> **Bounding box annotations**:

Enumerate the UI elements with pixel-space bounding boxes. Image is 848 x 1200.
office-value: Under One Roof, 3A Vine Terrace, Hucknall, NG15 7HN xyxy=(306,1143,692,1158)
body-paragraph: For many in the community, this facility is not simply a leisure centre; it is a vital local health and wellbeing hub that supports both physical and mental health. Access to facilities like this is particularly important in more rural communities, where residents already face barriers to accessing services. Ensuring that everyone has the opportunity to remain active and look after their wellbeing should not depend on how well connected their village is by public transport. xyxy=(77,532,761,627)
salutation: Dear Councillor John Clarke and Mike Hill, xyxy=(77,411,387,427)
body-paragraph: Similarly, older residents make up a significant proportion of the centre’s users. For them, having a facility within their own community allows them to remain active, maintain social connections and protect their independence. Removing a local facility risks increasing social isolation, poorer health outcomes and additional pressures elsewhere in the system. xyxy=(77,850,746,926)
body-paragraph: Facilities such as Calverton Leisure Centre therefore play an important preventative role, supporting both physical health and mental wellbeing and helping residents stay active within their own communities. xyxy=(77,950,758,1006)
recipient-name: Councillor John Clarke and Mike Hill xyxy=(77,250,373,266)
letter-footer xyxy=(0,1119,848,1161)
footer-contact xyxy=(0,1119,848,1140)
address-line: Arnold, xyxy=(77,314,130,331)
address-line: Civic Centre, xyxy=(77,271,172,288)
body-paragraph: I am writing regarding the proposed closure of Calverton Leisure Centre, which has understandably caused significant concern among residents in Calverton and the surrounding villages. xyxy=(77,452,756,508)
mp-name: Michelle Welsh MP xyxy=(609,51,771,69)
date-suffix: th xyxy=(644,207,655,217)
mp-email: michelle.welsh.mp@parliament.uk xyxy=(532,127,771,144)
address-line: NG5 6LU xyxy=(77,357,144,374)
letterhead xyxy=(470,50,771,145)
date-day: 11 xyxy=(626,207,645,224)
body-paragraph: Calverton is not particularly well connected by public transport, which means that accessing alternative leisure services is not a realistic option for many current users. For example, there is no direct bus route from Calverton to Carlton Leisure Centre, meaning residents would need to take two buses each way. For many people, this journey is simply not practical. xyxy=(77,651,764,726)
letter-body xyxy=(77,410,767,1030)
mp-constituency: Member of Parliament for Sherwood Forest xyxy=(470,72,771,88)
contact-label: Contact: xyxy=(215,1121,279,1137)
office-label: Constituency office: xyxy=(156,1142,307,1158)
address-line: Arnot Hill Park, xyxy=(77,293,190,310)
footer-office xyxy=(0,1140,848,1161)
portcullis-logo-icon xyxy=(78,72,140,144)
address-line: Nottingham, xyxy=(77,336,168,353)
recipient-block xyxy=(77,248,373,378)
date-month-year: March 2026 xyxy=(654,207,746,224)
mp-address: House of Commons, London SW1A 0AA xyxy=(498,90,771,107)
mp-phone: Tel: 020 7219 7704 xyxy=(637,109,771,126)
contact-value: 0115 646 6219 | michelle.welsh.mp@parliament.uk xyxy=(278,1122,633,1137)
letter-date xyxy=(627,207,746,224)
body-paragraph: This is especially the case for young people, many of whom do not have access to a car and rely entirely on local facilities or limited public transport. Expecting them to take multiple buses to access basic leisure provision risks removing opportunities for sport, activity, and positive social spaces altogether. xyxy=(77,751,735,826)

> **Instructions for the task**: Rewrite all of the data above as a numbered list, omitting any blank lines.

> **The response**:
1. Enumerate the UI elements with pixel-space bounding boxes. Image is 848 x 1200.
2. office-value: Under One Roof, 3A Vine Terrace, Hucknall, NG15 7HN xyxy=(306,1143,692,1158)
3. body-paragraph: For many in the community, this facility is not simply a leisure centre; it is a vital local health and wellbeing hub that supports both physical and mental health. Access to facilities like this is particularly important in more rural communities, where residents already face barriers to accessing services. Ensuring that everyone has the opportunity to remain active and look after their wellbeing should not depend on how well connected their village is by public transport. xyxy=(77,532,761,627)
4. salutation: Dear Councillor John Clarke and Mike Hill, xyxy=(77,411,387,427)
5. body-paragraph: Similarly, older residents make up a significant proportion of the centre’s users. For them, having a facility within their own community allows them to remain active, maintain social connections and protect their independence. Removing a local facility risks increasing social isolation, poorer health outcomes and additional pressures elsewhere in the system. xyxy=(77,850,746,926)
6. body-paragraph: Facilities such as Calverton Leisure Centre therefore play an important preventative role, supporting both physical health and mental wellbeing and helping residents stay active within their own communities. xyxy=(77,950,758,1006)
7. recipient-name: Councillor John Clarke and Mike Hill xyxy=(77,250,373,266)
8. letter-footer xyxy=(0,1119,848,1161)
9. footer-contact xyxy=(0,1119,848,1140)
10. address-line: Arnold, xyxy=(77,314,130,331)
11. address-line: Civic Centre, xyxy=(77,271,172,288)
12. body-paragraph: I am writing regarding the proposed closure of Calverton Leisure Centre, which has understandably caused significant concern among residents in Calverton and the surrounding villages. xyxy=(77,452,756,508)
13. mp-name: Michelle Welsh MP xyxy=(609,51,771,69)
14. date-suffix: th xyxy=(644,207,655,217)
15. mp-email: michelle.welsh.mp@parliament.uk xyxy=(532,127,771,144)
16. address-line: NG5 6LU xyxy=(77,357,144,374)
17. letterhead xyxy=(470,50,771,145)
18. date-day: 11 xyxy=(626,207,645,224)
19. body-paragraph: Calverton is not particularly well connected by public transport, which means that accessing alternative leisure services is not a realistic option for many current users. For example, there is no direct bus route from Calverton to Carlton Leisure Centre, meaning residents would need to take two buses each way. For many people, this journey is simply not practical. xyxy=(77,651,764,726)
20. letter-body xyxy=(77,410,767,1030)
21. mp-constituency: Member of Parliament for Sherwood Forest xyxy=(470,72,771,88)
22. contact-label: Contact: xyxy=(215,1121,279,1137)
23. office-label: Constituency office: xyxy=(156,1142,307,1158)
24. address-line: Arnot Hill Park, xyxy=(77,293,190,310)
25. footer-office xyxy=(0,1140,848,1161)
26. portcullis-logo-icon xyxy=(78,72,140,144)
27. address-line: Nottingham, xyxy=(77,336,168,353)
28. recipient-block xyxy=(77,248,373,378)
29. date-month-year: March 2026 xyxy=(654,207,746,224)
30. mp-address: House of Commons, London SW1A 0AA xyxy=(498,90,771,107)
31. mp-phone: Tel: 020 7219 7704 xyxy=(637,109,771,126)
32. contact-value: 0115 646 6219 | michelle.welsh.mp@parliament.uk xyxy=(278,1122,633,1137)
33. letter-date xyxy=(627,207,746,224)
34. body-paragraph: This is especially the case for young people, many of whom do not have access to a car and rely entirely on local facilities or limited public transport. Expecting them to take multiple buses to access basic leisure provision risks removing opportunities for sport, activity, and positive social spaces altogether. xyxy=(77,751,735,826)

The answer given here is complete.